Please return the full listing below without altering anything.

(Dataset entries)
>> BEGIN

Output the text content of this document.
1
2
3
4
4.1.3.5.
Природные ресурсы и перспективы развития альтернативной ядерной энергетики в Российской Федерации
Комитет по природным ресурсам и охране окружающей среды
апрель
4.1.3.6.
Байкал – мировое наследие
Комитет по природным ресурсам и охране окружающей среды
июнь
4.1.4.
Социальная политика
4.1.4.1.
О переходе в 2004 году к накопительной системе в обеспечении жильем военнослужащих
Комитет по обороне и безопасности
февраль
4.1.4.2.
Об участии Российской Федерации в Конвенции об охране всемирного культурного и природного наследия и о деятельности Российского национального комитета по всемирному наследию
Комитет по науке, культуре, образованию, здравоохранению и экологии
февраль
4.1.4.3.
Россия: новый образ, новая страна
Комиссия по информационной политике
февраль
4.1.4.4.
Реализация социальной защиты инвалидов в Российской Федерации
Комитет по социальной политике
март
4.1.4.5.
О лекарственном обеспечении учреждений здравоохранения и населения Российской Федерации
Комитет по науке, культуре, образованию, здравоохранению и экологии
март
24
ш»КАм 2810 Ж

>> END

● Written reply
Output the text content of this document.
1
2
3
4
4.1.3.5.
Природные ресурсы и перспективы развития альтернативной ядерной энергетики в Российской Федерации
Комитет по природным ресурсам и охране окружающей среды
апрель
4.1.3.6.
Байкал – мировое наследие
Комитет по природным ресурсам и охране окружающей среды
июнь
4.1.4.
Социальная политика
4.1.4.1.
О переходе в 2004 году к накопительной системе в обеспечении жильем военнослужащих
Комитет по обороне и безопасности
февраль
4.1.4.2.
Об участии Российской Федерации в Конвенции об охране всемирного культурного и природного наследия и о деятельности Российского национального комитета по всемирному наследию
Комитет по науке, культуре, образованию, здравоохранению и экологии
февраль
4.1.4.3.
Россия: новый образ, новая страна
Комиссия по информационной политике
февраль
4.1.4.4.
Реализация социальной защиты инвалидов в Российской Федерации
Комитет по социальной политике
март
4.1.4.5.
О лекарственном обеспечении учреждений здравоохранения и населения Российской Федерации
Комитет по науке, культуре, образованию, здравоохранению и экологии
март
24
ш»КАм 2810 Ж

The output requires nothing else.